AIM OF THE TASK
Locate all lines in the data below that hold "this" and show them.

[Dataset excerpt]
>>

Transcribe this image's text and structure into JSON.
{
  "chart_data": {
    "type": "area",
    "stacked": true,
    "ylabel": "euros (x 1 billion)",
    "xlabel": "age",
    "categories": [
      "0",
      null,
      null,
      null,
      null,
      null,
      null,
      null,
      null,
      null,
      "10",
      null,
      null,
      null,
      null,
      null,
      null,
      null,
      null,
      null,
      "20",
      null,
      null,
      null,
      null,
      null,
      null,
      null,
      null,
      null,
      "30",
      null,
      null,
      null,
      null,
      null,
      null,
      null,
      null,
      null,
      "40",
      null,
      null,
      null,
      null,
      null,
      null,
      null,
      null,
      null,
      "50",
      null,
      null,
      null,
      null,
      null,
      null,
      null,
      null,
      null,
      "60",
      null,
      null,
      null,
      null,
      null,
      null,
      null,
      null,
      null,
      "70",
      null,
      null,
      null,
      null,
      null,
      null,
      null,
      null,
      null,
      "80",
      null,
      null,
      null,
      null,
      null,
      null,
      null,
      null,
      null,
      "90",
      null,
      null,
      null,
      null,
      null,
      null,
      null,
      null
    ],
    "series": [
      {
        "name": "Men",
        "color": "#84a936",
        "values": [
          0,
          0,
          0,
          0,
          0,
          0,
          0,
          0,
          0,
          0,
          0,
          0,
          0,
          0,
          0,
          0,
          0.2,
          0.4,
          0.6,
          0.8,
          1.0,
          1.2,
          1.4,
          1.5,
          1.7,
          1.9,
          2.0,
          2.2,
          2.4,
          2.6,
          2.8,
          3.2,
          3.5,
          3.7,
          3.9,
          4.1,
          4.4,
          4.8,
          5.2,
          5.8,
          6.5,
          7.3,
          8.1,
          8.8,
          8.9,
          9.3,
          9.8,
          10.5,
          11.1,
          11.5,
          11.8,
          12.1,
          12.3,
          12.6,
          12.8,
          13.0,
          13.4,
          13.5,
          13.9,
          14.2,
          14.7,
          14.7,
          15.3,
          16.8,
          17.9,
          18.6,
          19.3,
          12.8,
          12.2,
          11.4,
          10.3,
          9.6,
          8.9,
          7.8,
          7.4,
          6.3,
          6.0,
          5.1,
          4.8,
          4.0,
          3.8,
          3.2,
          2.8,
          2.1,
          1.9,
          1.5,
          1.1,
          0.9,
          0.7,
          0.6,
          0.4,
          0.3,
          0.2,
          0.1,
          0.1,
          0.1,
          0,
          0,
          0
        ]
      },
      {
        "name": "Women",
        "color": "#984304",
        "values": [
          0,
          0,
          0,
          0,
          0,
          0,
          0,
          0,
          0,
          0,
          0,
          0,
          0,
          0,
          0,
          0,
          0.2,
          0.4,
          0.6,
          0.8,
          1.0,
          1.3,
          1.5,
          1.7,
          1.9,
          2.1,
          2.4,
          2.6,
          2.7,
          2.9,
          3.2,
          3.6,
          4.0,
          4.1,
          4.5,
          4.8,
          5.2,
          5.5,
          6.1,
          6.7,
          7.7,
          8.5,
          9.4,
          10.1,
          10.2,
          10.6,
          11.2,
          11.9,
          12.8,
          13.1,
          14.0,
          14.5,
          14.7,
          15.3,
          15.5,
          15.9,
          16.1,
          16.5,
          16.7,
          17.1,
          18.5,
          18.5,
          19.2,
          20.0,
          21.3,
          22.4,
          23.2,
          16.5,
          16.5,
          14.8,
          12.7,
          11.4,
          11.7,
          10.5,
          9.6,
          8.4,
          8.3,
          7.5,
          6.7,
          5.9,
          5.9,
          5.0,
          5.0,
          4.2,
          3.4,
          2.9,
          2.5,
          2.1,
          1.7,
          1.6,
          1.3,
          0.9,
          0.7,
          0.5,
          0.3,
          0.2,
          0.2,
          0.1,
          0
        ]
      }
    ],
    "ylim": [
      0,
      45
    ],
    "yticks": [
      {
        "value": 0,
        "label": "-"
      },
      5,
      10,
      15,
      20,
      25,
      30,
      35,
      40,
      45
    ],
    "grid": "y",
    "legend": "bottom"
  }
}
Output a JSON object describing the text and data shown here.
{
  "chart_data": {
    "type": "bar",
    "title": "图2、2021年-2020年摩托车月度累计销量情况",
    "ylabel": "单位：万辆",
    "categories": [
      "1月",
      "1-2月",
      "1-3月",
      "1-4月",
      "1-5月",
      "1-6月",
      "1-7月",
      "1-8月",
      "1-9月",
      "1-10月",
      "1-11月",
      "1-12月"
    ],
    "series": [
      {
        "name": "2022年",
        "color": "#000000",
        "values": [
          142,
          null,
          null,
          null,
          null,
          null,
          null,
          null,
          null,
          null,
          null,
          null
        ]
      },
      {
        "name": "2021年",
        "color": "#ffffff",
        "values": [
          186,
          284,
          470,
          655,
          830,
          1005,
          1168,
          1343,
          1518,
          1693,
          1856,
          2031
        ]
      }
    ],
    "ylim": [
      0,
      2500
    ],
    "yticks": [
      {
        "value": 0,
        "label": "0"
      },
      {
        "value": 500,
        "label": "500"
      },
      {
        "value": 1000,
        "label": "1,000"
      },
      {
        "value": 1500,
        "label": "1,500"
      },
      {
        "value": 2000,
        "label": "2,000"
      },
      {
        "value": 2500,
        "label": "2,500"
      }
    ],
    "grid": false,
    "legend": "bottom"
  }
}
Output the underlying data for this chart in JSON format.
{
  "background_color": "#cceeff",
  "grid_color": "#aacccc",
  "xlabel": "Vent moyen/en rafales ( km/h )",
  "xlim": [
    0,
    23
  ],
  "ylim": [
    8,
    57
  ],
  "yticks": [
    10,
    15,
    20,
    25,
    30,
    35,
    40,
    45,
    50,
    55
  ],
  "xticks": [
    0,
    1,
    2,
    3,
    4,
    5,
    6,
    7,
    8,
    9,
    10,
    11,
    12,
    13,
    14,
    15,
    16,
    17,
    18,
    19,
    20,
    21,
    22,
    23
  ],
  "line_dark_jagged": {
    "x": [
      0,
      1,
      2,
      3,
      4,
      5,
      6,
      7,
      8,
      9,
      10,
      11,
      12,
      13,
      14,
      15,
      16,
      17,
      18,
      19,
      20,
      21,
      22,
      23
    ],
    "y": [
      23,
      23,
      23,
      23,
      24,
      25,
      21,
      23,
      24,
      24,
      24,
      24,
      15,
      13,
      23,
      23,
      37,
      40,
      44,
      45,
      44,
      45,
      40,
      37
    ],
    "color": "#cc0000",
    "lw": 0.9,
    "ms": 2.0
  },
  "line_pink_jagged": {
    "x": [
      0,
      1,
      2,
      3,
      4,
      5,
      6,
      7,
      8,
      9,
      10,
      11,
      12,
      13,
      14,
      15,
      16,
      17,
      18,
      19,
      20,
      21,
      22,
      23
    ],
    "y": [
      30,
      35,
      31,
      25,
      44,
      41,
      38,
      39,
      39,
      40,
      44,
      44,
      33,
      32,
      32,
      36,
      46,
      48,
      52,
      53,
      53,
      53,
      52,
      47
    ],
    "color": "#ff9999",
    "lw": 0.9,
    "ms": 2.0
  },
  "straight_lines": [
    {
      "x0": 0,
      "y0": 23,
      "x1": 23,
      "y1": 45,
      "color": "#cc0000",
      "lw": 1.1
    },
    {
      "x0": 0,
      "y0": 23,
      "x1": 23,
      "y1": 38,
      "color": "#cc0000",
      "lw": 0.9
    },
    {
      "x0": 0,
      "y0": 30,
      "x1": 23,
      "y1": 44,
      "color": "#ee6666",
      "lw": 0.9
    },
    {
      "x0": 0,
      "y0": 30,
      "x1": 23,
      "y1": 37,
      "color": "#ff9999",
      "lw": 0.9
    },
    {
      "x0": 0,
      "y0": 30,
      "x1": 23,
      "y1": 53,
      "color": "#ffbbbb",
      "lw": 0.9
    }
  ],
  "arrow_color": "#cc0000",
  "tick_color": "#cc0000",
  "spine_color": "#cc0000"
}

<<

ANSWER FOR THE TASK
Transcribe this image's text and structure into JSON.
Output the underlying data for this chart in JSON format.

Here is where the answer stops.